──────── Task input ────────
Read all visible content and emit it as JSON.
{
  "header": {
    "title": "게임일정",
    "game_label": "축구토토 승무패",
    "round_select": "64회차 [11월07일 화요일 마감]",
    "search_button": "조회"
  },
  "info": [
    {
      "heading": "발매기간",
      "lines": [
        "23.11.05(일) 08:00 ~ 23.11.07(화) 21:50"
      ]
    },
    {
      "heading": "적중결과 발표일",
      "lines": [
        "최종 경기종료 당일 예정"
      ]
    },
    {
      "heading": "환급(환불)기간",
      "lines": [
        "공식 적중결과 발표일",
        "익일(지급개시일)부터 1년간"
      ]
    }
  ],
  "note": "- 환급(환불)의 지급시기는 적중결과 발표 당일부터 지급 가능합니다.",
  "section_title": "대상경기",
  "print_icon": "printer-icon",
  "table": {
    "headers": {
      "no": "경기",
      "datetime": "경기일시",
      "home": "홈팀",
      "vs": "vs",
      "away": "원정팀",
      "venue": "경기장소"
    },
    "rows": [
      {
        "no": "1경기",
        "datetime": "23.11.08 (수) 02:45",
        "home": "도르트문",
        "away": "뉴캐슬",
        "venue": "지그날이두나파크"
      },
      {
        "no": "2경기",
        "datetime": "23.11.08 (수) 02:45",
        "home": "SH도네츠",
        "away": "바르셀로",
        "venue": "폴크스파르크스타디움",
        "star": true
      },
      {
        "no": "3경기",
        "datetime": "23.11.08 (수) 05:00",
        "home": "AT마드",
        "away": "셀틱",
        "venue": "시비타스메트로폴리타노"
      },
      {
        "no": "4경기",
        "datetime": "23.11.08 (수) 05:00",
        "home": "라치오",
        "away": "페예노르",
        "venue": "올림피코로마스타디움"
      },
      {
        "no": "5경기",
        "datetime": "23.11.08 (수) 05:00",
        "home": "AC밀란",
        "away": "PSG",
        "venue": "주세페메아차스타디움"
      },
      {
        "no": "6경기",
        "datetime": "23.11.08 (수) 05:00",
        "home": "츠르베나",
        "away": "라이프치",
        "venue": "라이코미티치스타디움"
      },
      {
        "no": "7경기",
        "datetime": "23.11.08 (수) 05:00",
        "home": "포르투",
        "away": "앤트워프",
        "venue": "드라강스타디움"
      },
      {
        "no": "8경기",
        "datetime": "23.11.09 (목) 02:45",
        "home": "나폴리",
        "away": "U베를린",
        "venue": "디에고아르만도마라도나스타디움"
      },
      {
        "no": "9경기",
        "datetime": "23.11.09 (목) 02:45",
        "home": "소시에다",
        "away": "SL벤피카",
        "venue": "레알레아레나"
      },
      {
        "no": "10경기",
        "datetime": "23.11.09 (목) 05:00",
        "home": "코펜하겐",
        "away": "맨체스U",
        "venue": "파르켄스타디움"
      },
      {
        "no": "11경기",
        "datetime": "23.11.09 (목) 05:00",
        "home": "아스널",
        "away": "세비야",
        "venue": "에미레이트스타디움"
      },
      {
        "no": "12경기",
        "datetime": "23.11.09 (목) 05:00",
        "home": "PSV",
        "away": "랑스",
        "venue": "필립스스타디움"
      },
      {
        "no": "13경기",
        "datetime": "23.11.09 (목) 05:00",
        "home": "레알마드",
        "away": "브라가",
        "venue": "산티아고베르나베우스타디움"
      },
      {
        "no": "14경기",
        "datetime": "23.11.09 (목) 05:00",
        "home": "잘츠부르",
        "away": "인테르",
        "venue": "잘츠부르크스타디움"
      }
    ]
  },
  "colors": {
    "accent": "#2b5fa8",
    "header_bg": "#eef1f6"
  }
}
────────
──────── Task input ────────
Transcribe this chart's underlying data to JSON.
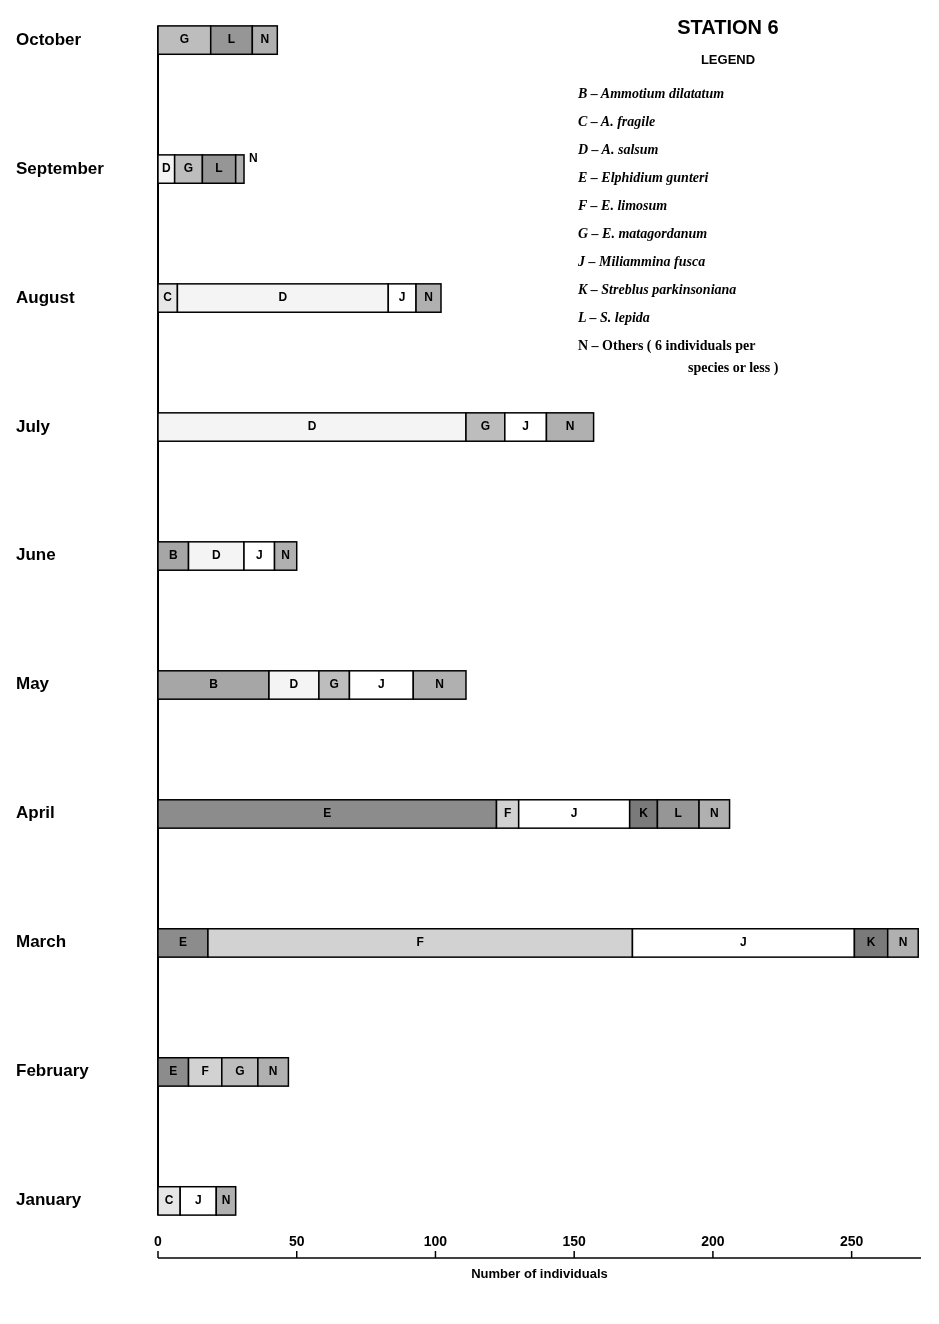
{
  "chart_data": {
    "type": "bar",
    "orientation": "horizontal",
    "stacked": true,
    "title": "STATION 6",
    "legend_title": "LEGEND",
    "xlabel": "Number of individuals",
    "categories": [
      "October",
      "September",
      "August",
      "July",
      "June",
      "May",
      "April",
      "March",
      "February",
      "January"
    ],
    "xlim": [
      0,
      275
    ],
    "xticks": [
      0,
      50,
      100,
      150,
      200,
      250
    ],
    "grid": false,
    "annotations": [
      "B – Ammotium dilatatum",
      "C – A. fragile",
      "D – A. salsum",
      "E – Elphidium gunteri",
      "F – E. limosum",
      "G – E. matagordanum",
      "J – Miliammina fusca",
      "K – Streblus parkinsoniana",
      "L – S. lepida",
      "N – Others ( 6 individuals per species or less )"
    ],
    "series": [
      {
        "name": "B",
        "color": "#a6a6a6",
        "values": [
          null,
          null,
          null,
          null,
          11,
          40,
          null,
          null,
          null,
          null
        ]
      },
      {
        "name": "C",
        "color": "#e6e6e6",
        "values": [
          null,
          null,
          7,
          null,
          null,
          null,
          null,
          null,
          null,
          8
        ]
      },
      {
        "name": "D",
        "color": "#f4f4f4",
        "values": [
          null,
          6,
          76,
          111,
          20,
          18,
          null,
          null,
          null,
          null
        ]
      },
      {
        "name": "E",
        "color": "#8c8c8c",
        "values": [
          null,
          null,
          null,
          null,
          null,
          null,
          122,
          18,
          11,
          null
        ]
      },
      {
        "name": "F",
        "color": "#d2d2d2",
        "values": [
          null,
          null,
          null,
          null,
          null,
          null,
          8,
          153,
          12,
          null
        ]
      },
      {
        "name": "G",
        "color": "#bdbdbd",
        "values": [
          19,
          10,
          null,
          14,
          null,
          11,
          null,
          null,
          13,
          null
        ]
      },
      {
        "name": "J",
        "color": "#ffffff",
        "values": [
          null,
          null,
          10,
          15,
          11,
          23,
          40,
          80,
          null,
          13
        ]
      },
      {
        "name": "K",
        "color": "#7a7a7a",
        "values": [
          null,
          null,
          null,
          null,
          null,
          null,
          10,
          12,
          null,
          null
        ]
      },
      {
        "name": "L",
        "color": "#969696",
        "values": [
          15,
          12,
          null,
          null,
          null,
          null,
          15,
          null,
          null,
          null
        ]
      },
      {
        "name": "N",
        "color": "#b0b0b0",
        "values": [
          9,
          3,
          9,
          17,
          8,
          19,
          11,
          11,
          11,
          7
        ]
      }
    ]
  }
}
────────
Each line containing the word "heading" counts once; say how many such lines there are, giving only the number.

3